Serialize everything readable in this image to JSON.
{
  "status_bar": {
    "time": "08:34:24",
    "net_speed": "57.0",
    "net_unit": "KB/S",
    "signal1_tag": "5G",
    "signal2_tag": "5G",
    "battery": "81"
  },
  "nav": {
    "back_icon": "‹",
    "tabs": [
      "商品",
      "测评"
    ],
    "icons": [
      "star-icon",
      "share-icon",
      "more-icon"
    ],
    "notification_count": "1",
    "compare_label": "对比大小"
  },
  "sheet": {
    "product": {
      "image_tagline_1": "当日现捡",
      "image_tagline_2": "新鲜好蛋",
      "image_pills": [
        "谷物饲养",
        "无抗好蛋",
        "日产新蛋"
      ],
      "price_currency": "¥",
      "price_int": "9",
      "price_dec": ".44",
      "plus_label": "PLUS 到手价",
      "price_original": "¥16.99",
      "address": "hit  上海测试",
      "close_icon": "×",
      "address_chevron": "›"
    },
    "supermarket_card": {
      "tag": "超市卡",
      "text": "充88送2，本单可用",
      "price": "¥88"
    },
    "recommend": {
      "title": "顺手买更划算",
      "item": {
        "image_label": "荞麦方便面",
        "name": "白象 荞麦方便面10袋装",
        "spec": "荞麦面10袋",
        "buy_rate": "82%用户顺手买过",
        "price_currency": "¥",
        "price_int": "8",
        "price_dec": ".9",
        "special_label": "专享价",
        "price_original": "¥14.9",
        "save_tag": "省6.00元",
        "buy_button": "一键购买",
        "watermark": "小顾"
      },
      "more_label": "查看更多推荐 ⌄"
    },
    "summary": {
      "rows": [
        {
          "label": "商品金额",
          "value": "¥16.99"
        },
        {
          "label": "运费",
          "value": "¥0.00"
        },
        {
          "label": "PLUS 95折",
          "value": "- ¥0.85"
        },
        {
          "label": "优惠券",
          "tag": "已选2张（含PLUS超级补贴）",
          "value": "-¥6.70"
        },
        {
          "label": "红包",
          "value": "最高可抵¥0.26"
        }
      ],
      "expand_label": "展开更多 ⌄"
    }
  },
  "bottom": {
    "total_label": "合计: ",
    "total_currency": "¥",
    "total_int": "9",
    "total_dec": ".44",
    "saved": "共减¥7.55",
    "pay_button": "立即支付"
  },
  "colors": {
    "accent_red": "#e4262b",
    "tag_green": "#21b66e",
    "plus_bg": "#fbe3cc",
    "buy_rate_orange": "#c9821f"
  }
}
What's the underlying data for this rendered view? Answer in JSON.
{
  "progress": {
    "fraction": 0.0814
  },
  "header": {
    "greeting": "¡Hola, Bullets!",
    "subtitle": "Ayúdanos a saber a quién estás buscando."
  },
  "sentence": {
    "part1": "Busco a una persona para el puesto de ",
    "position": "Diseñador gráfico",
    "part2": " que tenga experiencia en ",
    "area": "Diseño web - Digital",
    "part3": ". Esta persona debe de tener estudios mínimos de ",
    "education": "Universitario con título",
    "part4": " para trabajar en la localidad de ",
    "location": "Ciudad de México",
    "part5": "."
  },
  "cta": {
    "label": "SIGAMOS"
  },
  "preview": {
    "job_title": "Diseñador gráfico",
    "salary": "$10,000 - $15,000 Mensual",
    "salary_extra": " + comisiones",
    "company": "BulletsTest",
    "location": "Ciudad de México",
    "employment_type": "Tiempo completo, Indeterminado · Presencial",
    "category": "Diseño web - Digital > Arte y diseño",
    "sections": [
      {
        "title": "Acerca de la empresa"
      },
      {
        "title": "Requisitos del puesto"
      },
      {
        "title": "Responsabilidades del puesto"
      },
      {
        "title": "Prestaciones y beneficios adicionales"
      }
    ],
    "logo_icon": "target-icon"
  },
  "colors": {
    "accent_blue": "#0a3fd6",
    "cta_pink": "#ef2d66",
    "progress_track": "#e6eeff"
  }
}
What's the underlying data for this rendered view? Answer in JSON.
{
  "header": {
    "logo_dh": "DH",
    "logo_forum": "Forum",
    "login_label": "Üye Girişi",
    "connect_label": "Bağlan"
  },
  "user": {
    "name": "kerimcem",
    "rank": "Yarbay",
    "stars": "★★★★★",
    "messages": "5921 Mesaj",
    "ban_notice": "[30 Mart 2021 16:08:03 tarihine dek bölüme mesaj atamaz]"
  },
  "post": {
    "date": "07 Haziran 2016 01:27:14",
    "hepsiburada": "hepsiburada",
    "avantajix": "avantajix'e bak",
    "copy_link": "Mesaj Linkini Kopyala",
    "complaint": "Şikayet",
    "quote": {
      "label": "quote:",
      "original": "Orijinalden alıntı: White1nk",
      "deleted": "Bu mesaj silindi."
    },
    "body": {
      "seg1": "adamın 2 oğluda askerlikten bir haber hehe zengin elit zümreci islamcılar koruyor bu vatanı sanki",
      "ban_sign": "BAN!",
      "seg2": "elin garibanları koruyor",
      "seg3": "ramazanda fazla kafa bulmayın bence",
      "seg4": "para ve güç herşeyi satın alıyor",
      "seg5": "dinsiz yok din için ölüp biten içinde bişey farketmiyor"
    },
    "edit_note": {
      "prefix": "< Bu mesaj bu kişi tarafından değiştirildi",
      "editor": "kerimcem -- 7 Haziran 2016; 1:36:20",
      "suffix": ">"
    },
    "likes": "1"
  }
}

+++++

_Task to carry out_.
Return every entry verbatim.

_Expected output_.
Serialize everything readable in this image to JSON.
{
  "status_bar": {
    "time": "08:34:24",
    "net_speed": "57.0",
    "net_unit": "KB/S",
    "signal1_tag": "5G",
    "signal2_tag": "5G",
    "battery": "81"
  },
  "nav": {
    "back_icon": "‹",
    "tabs": [
      "商品",
      "测评"
    ],
    "icons": [
      "star-icon",
      "share-icon",
      "more-icon"
    ],
    "notification_count": "1",
    "compare_label": "对比大小"
  },
  "sheet": {
    "product": {
      "image_tagline_1": "当日现捡",
      "image_tagline_2": "新鲜好蛋",
      "image_pills": [
        "谷物饲养",
        "无抗好蛋",
        "日产新蛋"
      ],
      "price_currency": "¥",
      "price_int": "9",
      "price_dec": ".44",
      "plus_label": "PLUS 到手价",
      "price_original": "¥16.99",
      "address": "hit  上海测试",
      "close_icon": "×",
      "address_chevron": "›"
    },
    "supermarket_card": {
      "tag": "超市卡",
      "text": "充88送2，本单可用",
      "price": "¥88"
    },
    "recommend": {
      "title": "顺手买更划算",
      "item": {
        "image_label": "荞麦方便面",
        "name": "白象 荞麦方便面10袋装",
        "spec": "荞麦面10袋",
        "buy_rate": "82%用户顺手买过",
        "price_currency": "¥",
        "price_int": "8",
        "price_dec": ".9",
        "special_label": "专享价",
        "price_original": "¥14.9",
        "save_tag": "省6.00元",
        "buy_button": "一键购买",
        "watermark": "小顾"
      },
      "more_label": "查看更多推荐 ⌄"
    },
    "summary": {
      "rows": [
        {
          "label": "商品金额",
          "value": "¥16.99"
        },
        {
          "label": "运费",
          "value": "¥0.00"
        },
        {
          "label": "PLUS 95折",
          "value": "- ¥0.85"
        },
        {
          "label": "优惠券",
          "tag": "已选2张（含PLUS超级补贴）",
          "value": "-¥6.70"
        },
        {
          "label": "红包",
          "value": "最高可抵¥0.26"
        }
      ],
      "expand_label": "展开更多 ⌄"
    }
  },
  "bottom": {
    "total_label": "合计: ",
    "total_currency": "¥",
    "total_int": "9",
    "total_dec": ".44",
    "saved": "共减¥7.55",
    "pay_button": "立即支付"
  },
  "colors": {
    "accent_red": "#e4262b",
    "tag_green": "#21b66e",
    "plus_bg": "#fbe3cc",
    "buy_rate_orange": "#c9821f"
  }
}
What's the underlying data for this rendered view? Answer in JSON.
{
  "progress": {
    "fraction": 0.0814
  },
  "header": {
    "greeting": "¡Hola, Bullets!",
    "subtitle": "Ayúdanos a saber a quién estás buscando."
  },
  "sentence": {
    "part1": "Busco a una persona para el puesto de ",
    "position": "Diseñador gráfico",
    "part2": " que tenga experiencia en ",
    "area": "Diseño web - Digital",
    "part3": ". Esta persona debe de tener estudios mínimos de ",
    "education": "Universitario con título",
    "part4": " para trabajar en la localidad de ",
    "location": "Ciudad de México",
    "part5": "."
  },
  "cta": {
    "label": "SIGAMOS"
  },
  "preview": {
    "job_title": "Diseñador gráfico",
    "salary": "$10,000 - $15,000 Mensual",
    "salary_extra": " + comisiones",
    "company": "BulletsTest",
    "location": "Ciudad de México",
    "employment_type": "Tiempo completo, Indeterminado · Presencial",
    "category": "Diseño web - Digital > Arte y diseño",
    "sections": [
      {
        "title": "Acerca de la empresa"
      },
      {
        "title": "Requisitos del puesto"
      },
      {
        "title": "Responsabilidades del puesto"
      },
      {
        "title": "Prestaciones y beneficios adicionales"
      }
    ],
    "logo_icon": "target-icon"
  },
  "colors": {
    "accent_blue": "#0a3fd6",
    "cta_pink": "#ef2d66",
    "progress_track": "#e6eeff"
  }
}
What's the underlying data for this rendered view? Answer in JSON.
{
  "header": {
    "logo_dh": "DH",
    "logo_forum": "Forum",
    "login_label": "Üye Girişi",
    "connect_label": "Bağlan"
  },
  "user": {
    "name": "kerimcem",
    "rank": "Yarbay",
    "stars": "★★★★★",
    "messages": "5921 Mesaj",
    "ban_notice": "[30 Mart 2021 16:08:03 tarihine dek bölüme mesaj atamaz]"
  },
  "post": {
    "date": "07 Haziran 2016 01:27:14",
    "hepsiburada": "hepsiburada",
    "avantajix": "avantajix'e bak",
    "copy_link": "Mesaj Linkini Kopyala",
    "complaint": "Şikayet",
    "quote": {
      "label": "quote:",
      "original": "Orijinalden alıntı: White1nk",
      "deleted": "Bu mesaj silindi."
    },
    "body": {
      "seg1": "adamın 2 oğluda askerlikten bir haber hehe zengin elit zümreci islamcılar koruyor bu vatanı sanki",
      "ban_sign": "BAN!",
      "seg2": "elin garibanları koruyor",
      "seg3": "ramazanda fazla kafa bulmayın bence",
      "seg4": "para ve güç herşeyi satın alıyor",
      "seg5": "dinsiz yok din için ölüp biten içinde bişey farketmiyor"
    },
    "edit_note": {
      "prefix": "< Bu mesaj bu kişi tarafından değiştirildi",
      "editor": "kerimcem -- 7 Haziran 2016; 1:36:20",
      "suffix": ">"
    },
    "likes": "1"
  }
}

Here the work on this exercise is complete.